Work to do:
For every line in the records that has the word "Shop", make a copy.

Raw records:
★ ★ ★ ★

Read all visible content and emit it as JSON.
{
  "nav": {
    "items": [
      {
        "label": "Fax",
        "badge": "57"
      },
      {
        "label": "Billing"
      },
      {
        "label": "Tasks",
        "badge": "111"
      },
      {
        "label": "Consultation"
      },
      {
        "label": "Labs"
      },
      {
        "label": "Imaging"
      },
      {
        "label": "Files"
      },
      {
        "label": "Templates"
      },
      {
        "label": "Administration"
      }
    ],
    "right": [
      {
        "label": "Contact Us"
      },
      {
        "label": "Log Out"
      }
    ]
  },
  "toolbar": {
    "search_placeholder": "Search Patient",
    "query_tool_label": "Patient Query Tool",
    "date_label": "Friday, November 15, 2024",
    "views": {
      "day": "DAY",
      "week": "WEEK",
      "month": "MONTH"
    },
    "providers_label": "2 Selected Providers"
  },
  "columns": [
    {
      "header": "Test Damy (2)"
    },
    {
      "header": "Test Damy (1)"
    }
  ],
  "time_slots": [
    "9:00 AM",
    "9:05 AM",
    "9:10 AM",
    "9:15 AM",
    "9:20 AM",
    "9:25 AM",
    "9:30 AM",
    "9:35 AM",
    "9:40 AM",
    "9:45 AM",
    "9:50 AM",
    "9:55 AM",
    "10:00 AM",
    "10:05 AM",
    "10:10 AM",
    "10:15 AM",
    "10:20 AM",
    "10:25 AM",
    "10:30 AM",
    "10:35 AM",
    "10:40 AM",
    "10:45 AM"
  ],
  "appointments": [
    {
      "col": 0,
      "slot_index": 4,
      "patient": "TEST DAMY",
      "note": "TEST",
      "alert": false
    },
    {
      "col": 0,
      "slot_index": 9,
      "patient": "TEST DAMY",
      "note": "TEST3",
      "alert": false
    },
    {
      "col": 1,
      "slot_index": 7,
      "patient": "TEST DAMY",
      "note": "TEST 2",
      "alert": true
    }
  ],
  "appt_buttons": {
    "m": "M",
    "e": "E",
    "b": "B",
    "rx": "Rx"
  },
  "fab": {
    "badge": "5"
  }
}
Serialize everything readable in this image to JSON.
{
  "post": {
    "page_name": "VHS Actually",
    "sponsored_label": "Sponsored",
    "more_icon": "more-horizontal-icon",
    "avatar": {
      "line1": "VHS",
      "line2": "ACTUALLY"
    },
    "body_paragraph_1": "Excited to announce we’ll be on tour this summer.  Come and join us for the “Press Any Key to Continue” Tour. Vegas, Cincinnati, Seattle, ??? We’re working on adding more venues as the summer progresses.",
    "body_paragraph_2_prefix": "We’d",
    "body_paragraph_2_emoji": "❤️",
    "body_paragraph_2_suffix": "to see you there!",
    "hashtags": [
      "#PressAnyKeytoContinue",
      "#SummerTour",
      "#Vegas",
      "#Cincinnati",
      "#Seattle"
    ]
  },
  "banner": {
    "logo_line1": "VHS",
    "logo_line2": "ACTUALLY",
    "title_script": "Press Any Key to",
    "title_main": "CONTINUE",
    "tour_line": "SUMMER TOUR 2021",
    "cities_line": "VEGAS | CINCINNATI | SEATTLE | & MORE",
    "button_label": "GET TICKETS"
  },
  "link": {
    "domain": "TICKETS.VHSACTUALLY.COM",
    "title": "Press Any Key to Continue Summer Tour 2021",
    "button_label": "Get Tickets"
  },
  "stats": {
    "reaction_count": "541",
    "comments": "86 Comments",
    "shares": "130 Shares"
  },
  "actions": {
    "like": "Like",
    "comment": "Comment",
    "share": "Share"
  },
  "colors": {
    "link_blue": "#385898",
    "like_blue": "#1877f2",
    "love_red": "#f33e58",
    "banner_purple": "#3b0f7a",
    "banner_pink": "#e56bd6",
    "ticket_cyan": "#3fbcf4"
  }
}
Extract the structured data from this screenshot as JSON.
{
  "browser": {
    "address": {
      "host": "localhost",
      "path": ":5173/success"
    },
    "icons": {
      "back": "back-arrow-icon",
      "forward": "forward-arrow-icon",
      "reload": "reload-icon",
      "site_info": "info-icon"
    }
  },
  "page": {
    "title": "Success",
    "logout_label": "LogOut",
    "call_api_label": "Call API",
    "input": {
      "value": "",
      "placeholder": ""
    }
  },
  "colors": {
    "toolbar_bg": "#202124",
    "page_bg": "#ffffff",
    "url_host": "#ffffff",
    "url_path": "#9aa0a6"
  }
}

★ ★ ★ ★

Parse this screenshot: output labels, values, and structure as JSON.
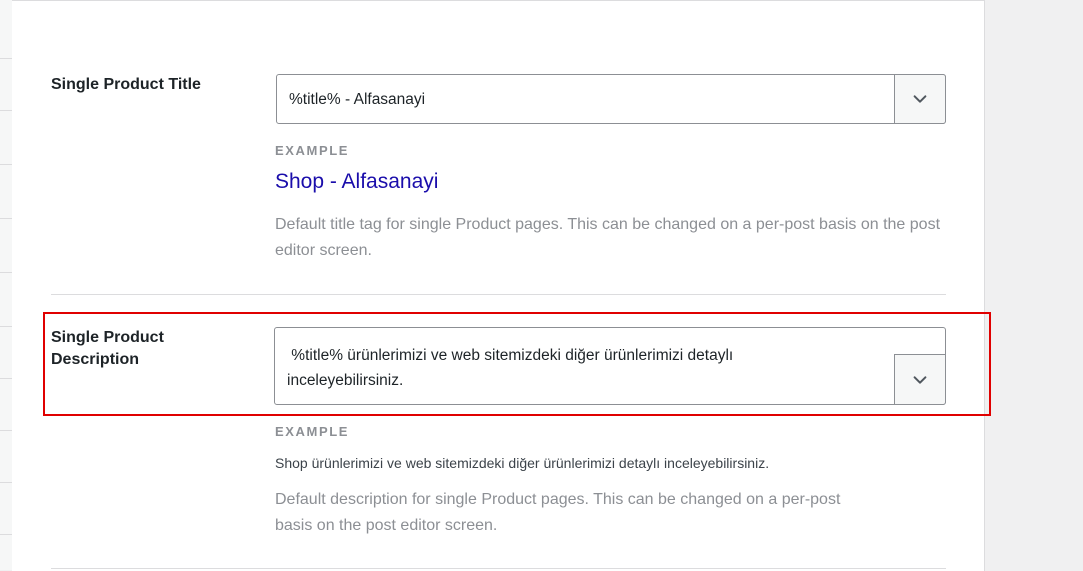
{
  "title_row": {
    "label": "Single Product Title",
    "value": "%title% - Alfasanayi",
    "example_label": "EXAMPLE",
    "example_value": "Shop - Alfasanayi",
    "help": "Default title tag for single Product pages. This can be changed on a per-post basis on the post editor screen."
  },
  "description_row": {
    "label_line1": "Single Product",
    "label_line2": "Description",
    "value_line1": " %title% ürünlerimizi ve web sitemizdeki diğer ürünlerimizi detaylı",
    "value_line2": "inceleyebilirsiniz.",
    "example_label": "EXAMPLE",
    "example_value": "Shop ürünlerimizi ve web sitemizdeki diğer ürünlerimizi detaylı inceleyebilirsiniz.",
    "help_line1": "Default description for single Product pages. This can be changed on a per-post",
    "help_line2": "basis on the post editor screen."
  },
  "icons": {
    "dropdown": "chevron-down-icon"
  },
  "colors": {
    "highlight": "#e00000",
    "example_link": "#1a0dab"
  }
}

★ ★ ★ ★

Complete response:
    "example_value": "Shop - Alfasanayi",
    "example_value": "Shop ürünlerimizi ve web sitemizdeki diğer ürünlerimizi detaylı inceleyebilirsiniz.",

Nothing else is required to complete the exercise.